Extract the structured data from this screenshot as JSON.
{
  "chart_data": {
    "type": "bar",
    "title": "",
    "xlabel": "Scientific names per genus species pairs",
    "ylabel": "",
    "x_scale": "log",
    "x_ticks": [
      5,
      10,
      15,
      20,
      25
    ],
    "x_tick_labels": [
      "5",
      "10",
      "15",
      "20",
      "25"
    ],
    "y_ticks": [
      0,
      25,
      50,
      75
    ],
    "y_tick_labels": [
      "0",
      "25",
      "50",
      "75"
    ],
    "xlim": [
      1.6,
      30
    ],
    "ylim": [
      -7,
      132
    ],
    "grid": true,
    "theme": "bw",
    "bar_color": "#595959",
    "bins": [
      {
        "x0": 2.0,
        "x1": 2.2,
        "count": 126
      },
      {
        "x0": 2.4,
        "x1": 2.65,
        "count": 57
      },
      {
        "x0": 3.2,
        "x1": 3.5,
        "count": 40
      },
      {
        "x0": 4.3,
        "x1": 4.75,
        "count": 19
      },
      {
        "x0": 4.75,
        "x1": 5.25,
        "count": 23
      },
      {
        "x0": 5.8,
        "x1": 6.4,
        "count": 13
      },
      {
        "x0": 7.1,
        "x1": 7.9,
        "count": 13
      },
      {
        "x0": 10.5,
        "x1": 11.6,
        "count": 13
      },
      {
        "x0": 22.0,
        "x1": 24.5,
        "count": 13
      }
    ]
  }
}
================================
> [Goal of the exercise] Extract the full listing above without alteration.

> [Answer to this task]
Extract the structured data from this screenshot as JSON.
{
  "chart_data": {
    "type": "bar",
    "title": "",
    "xlabel": "Scientific names per genus species pairs",
    "ylabel": "",
    "x_scale": "log",
    "x_ticks": [
      5,
      10,
      15,
      20,
      25
    ],
    "x_tick_labels": [
      "5",
      "10",
      "15",
      "20",
      "25"
    ],
    "y_ticks": [
      0,
      25,
      50,
      75
    ],
    "y_tick_labels": [
      "0",
      "25",
      "50",
      "75"
    ],
    "xlim": [
      1.6,
      30
    ],
    "ylim": [
      -7,
      132
    ],
    "grid": true,
    "theme": "bw",
    "bar_color": "#595959",
    "bins": [
      {
        "x0": 2.0,
        "x1": 2.2,
        "count": 126
      },
      {
        "x0": 2.4,
        "x1": 2.65,
        "count": 57
      },
      {
        "x0": 3.2,
        "x1": 3.5,
        "count": 40
      },
      {
        "x0": 4.3,
        "x1": 4.75,
        "count": 19
      },
      {
        "x0": 4.75,
        "x1": 5.25,
        "count": 23
      },
      {
        "x0": 5.8,
        "x1": 6.4,
        "count": 13
      },
      {
        "x0": 7.1,
        "x1": 7.9,
        "count": 13
      },
      {
        "x0": 10.5,
        "x1": 11.6,
        "count": 13
      },
      {
        "x0": 22.0,
        "x1": 24.5,
        "count": 13
      }
    ]
  }
}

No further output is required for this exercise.